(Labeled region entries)
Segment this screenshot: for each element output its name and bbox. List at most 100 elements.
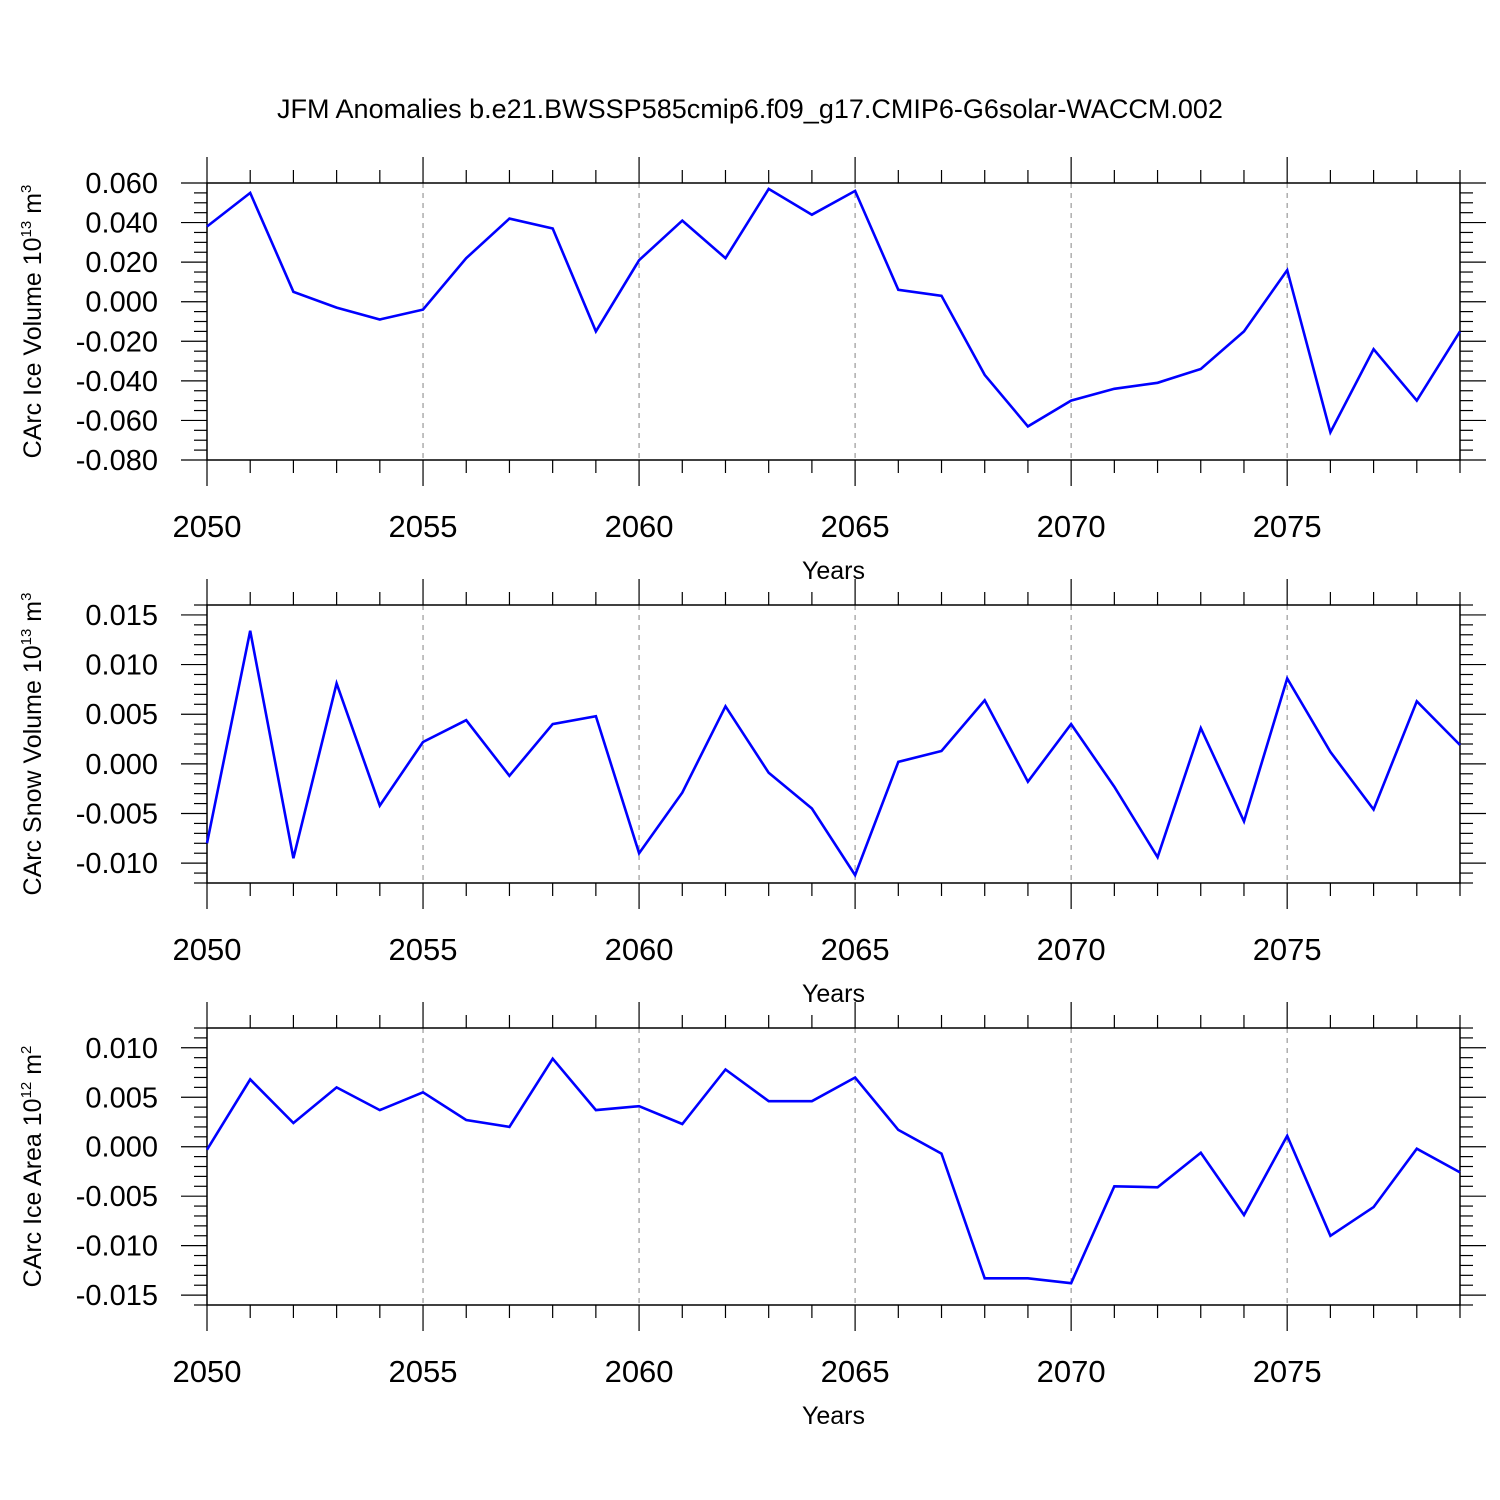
data-point <box>940 294 944 298</box>
data-point <box>767 187 771 191</box>
data-point <box>1199 726 1203 730</box>
x-tick-label: 2055 <box>389 509 458 544</box>
y-tick-label: 0.000 <box>85 287 158 319</box>
data-point <box>1242 329 1246 333</box>
chart-panel-1: -0.080 -0.060 -0.040 -0.020 0.000 0.020 0.040 0… <box>18 157 1486 585</box>
x-tick-label: 2055 <box>389 1354 458 1389</box>
data-point <box>335 681 339 685</box>
y-tick-label: 0.040 <box>85 208 158 240</box>
data-point <box>680 1122 684 1126</box>
data-point <box>378 1108 382 1112</box>
y-tick-label: -0.010 <box>76 1231 158 1263</box>
y-tick-label: -0.020 <box>76 326 158 358</box>
chart-panel-3: -0.015 -0.010 -0.005 0.000 0.005 0.010 2050 205… <box>18 1002 1486 1430</box>
data-point <box>291 856 295 860</box>
data-point <box>637 258 641 262</box>
data-point <box>421 308 425 312</box>
data-point <box>680 791 684 795</box>
data-point <box>1285 676 1289 680</box>
x-tick-label: 2075 <box>1253 509 1322 544</box>
data-point <box>248 1077 252 1081</box>
data-point <box>1199 1151 1203 1155</box>
figure-title: JFM Anomalies b.e21.BWSSP585cmip6.f09_g1… <box>277 94 1223 124</box>
data-point <box>983 1276 987 1280</box>
y-tick-label: -0.010 <box>76 848 158 880</box>
x-tick-label: 2060 <box>605 1354 674 1389</box>
y-tick-label: 0.015 <box>85 600 158 632</box>
data-point <box>551 722 555 726</box>
y-tick-label: -0.015 <box>76 1280 158 1312</box>
data-point <box>507 217 511 221</box>
chart-panel-2: -0.010 -0.005 0.000 0.005 0.010 0.015 2050 2055… <box>18 579 1486 1008</box>
data-point <box>853 873 857 877</box>
series-line <box>205 1056 1461 1285</box>
data-point <box>853 1075 857 1079</box>
data-point <box>335 306 339 310</box>
x-tick-label: 2070 <box>1037 1354 1106 1389</box>
data-point <box>1112 785 1116 789</box>
data-point <box>594 329 598 333</box>
data-point <box>1415 399 1419 403</box>
data-point <box>1156 381 1160 385</box>
data-point <box>1112 387 1116 391</box>
y-tick-label: 0.020 <box>85 247 158 279</box>
data-point <box>464 1118 468 1122</box>
data-point <box>1069 722 1073 726</box>
y-tick-label: 0.010 <box>85 650 158 682</box>
data-point <box>1415 699 1419 703</box>
data-point <box>421 1090 425 1094</box>
data-point <box>896 1128 900 1132</box>
data-point <box>507 774 511 778</box>
data-point <box>248 629 252 633</box>
x-tick-label: 2065 <box>821 509 890 544</box>
x-tick-label: 2070 <box>1037 932 1106 967</box>
data-point <box>248 191 252 195</box>
data-point <box>205 1148 209 1152</box>
data-point <box>767 771 771 775</box>
x-tick-label: 2075 <box>1253 932 1322 967</box>
data-point <box>810 1099 814 1103</box>
data-point <box>1328 430 1332 434</box>
data-point <box>335 1085 339 1089</box>
data-point <box>551 227 555 231</box>
panels: -0.080 -0.060 -0.040 -0.020 0.000 0.020 0.040 0… <box>18 157 1486 1430</box>
x-tick-label: 2055 <box>389 932 458 967</box>
data-point <box>723 704 727 708</box>
data-point <box>1026 424 1030 428</box>
data-point <box>378 804 382 808</box>
data-point <box>1458 1170 1462 1174</box>
data-point <box>378 318 382 322</box>
data-point <box>853 189 857 193</box>
y-tick-label: -0.005 <box>76 799 158 831</box>
data-point <box>1112 1184 1116 1188</box>
data-point <box>1285 268 1289 272</box>
data-point <box>1026 780 1030 784</box>
data-point <box>205 225 209 229</box>
data-point <box>1458 329 1462 333</box>
x-tick-label: 2060 <box>605 509 674 544</box>
data-point <box>896 288 900 292</box>
data-point <box>464 256 468 260</box>
y-tick-label: 0.005 <box>85 699 158 731</box>
data-point <box>1069 1281 1073 1285</box>
y-tick-label: 0.060 <box>85 168 158 200</box>
data-point <box>983 698 987 702</box>
data-point <box>205 841 209 845</box>
x-tick-label: 2065 <box>821 932 890 967</box>
data-point <box>896 760 900 764</box>
x-tick-label: 2050 <box>173 509 242 544</box>
y-axis-label: CArc Ice Volume 1013 m3 <box>18 185 47 459</box>
data-point <box>1156 855 1160 859</box>
x-tick-label: 2060 <box>605 932 674 967</box>
data-point <box>551 1057 555 1061</box>
data-point <box>1242 1213 1246 1217</box>
data-point <box>1372 808 1376 812</box>
data-point <box>594 714 598 718</box>
x-tick-label: 2065 <box>821 1354 890 1389</box>
y-tick-label: -0.080 <box>76 445 158 477</box>
data-point <box>1458 743 1462 747</box>
data-point <box>291 290 295 294</box>
x-tick-label: 2075 <box>1253 1354 1322 1389</box>
data-point <box>1372 1205 1376 1209</box>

**EXERCISE DIRECTIONS:** Repeat the records word for word, beginning with the line that contains "data-point <box>940 294 944 298</box>" and stopping after the line that contains "chart-panel-1: -0.080 -0.060".

**SOLUTION TO THIS PROBLEM:**
data-point <box>940 294 944 298</box>
data-point <box>767 187 771 191</box>
data-point <box>1199 726 1203 730</box>
x-tick-label: 2055 <box>389 509 458 544</box>
y-tick-label: 0.000 <box>85 287 158 319</box>
data-point <box>1242 329 1246 333</box>
chart-panel-1: -0.080 -0.060 -0.040 -0.020 0.000 0.020 0.040 0… <box>18 157 1486 585</box>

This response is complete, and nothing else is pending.